EXERCISE INSTRUCTIONS → Copy the records below exactly as they appear.

(begin)

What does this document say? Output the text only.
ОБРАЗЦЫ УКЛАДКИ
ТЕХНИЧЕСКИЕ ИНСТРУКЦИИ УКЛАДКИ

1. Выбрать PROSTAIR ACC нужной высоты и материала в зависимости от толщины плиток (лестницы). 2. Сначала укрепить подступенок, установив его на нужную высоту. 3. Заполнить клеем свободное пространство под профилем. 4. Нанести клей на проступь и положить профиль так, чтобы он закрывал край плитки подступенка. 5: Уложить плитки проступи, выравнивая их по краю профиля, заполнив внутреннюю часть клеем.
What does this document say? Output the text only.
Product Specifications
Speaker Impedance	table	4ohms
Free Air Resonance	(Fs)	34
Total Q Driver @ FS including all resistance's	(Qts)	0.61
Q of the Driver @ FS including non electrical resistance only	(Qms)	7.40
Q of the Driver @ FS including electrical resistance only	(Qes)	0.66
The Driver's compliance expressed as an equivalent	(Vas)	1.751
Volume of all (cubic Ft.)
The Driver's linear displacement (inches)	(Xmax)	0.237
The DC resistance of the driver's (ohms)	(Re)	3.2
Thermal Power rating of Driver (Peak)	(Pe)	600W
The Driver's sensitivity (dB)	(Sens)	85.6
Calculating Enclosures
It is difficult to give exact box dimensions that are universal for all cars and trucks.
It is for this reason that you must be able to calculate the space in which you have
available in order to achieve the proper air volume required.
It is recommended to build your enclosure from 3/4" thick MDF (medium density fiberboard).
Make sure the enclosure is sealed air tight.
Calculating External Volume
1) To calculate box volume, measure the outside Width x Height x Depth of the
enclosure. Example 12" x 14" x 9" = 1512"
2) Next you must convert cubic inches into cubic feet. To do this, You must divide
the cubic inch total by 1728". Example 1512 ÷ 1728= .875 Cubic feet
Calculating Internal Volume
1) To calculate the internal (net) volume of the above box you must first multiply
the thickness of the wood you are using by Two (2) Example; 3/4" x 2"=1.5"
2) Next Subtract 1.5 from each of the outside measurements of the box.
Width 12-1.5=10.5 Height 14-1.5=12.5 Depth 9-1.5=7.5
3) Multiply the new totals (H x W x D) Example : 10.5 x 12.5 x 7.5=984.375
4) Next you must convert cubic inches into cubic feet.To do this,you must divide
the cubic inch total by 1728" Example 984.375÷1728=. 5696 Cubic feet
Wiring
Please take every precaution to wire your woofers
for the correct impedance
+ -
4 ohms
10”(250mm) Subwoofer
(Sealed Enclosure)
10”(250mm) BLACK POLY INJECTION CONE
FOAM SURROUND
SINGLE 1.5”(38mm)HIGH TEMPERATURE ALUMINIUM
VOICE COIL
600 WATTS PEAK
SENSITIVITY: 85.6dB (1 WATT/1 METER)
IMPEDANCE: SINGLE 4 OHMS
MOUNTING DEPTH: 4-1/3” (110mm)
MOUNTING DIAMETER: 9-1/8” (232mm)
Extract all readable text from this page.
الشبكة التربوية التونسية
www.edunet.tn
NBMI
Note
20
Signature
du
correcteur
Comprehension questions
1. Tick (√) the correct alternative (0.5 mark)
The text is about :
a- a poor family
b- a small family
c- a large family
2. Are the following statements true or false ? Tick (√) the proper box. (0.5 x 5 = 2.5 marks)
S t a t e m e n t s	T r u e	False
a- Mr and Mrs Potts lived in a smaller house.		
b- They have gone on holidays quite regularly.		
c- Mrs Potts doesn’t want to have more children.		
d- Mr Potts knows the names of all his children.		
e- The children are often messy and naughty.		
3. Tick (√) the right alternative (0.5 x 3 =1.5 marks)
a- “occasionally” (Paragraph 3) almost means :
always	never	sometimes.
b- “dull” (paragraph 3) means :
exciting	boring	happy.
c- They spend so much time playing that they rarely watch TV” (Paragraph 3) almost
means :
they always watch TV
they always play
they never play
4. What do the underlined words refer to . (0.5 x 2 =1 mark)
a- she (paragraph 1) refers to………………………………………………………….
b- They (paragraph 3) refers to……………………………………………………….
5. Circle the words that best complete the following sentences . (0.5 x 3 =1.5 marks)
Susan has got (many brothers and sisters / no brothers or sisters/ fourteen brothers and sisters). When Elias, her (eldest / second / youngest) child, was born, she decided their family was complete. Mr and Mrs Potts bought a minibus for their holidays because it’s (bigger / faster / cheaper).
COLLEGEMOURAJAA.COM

(end)

RESPONSE TO THIS TASK →
What does this document say? Output the text only.
ОБРАЗЦЫ УКЛАДКИ
ТЕХНИЧЕСКИЕ ИНСТРУКЦИИ УКЛАДКИ

1. Выбрать PROSTAIR ACC нужной высоты и материала в зависимости от толщины плиток (лестницы). 2. Сначала укрепить подступенок, установив его на нужную высоту. 3. Заполнить клеем свободное пространство под профилем. 4. Нанести клей на проступь и положить профиль так, чтобы он закрывал край плитки подступенка. 5: Уложить плитки проступи, выравнивая их по краю профиля, заполнив внутреннюю часть клеем.
What does this document say? Output the text only.
Product Specifications
Speaker Impedance	table	4ohms
Free Air Resonance	(Fs)	34
Total Q Driver @ FS including all resistance's	(Qts)	0.61
Q of the Driver @ FS including non electrical resistance only	(Qms)	7.40
Q of the Driver @ FS including electrical resistance only	(Qes)	0.66
The Driver's compliance expressed as an equivalent	(Vas)	1.751
Volume of all (cubic Ft.)
The Driver's linear displacement (inches)	(Xmax)	0.237
The DC resistance of the driver's (ohms)	(Re)	3.2
Thermal Power rating of Driver (Peak)	(Pe)	600W
The Driver's sensitivity (dB)	(Sens)	85.6
Calculating Enclosures
It is difficult to give exact box dimensions that are universal for all cars and trucks.
It is for this reason that you must be able to calculate the space in which you have
available in order to achieve the proper air volume required.
It is recommended to build your enclosure from 3/4" thick MDF (medium density fiberboard).
Make sure the enclosure is sealed air tight.
Calculating External Volume
1) To calculate box volume, measure the outside Width x Height x Depth of the
enclosure. Example 12" x 14" x 9" = 1512"
2) Next you must convert cubic inches into cubic feet. To do this, You must divide
the cubic inch total by 1728". Example 1512 ÷ 1728= .875 Cubic feet
Calculating Internal Volume
1) To calculate the internal (net) volume of the above box you must first multiply
the thickness of the wood you are using by Two (2) Example; 3/4" x 2"=1.5"
2) Next Subtract 1.5 from each of the outside measurements of the box.
Width 12-1.5=10.5 Height 14-1.5=12.5 Depth 9-1.5=7.5
3) Multiply the new totals (H x W x D) Example : 10.5 x 12.5 x 7.5=984.375
4) Next you must convert cubic inches into cubic feet.To do this,you must divide
the cubic inch total by 1728" Example 984.375÷1728=. 5696 Cubic feet
Wiring
Please take every precaution to wire your woofers
for the correct impedance
+ -
4 ohms
10”(250mm) Subwoofer
(Sealed Enclosure)
10”(250mm) BLACK POLY INJECTION CONE
FOAM SURROUND
SINGLE 1.5”(38mm)HIGH TEMPERATURE ALUMINIUM
VOICE COIL
600 WATTS PEAK
SENSITIVITY: 85.6dB (1 WATT/1 METER)
IMPEDANCE: SINGLE 4 OHMS
MOUNTING DEPTH: 4-1/3” (110mm)
MOUNTING DIAMETER: 9-1/8” (232mm)
Extract all readable text from this page.
الشبكة التربوية التونسية
www.edunet.tn
NBMI
Note
20
Signature
du
correcteur
Comprehension questions
1. Tick (√) the correct alternative (0.5 mark)
The text is about :
a- a poor family
b- a small family
c- a large family
2. Are the following statements true or false ? Tick (√) the proper box. (0.5 x 5 = 2.5 marks)
S t a t e m e n t s	T r u e	False
a- Mr and Mrs Potts lived in a smaller house.		
b- They have gone on holidays quite regularly.		
c- Mrs Potts doesn’t want to have more children.		
d- Mr Potts knows the names of all his children.		
e- The children are often messy and naughty.		
3. Tick (√) the right alternative (0.5 x 3 =1.5 marks)
a- “occasionally” (Paragraph 3) almost means :
always	never	sometimes.
b- “dull” (paragraph 3) means :
exciting	boring	happy.
c- They spend so much time playing that they rarely watch TV” (Paragraph 3) almost
means :
they always watch TV
they always play
they never play
4. What do the underlined words refer to . (0.5 x 2 =1 mark)
a- she (paragraph 1) refers to………………………………………………………….
b- They (paragraph 3) refers to……………………………………………………….
5. Circle the words that best complete the following sentences . (0.5 x 3 =1.5 marks)
Susan has got (many brothers and sisters / no brothers or sisters/ fourteen brothers and sisters). When Elias, her (eldest / second / youngest) child, was born, she decided their family was complete. Mr and Mrs Potts bought a minibus for their holidays because it’s (bigger / faster / cheaper).
COLLEGEMOURAJAA.COM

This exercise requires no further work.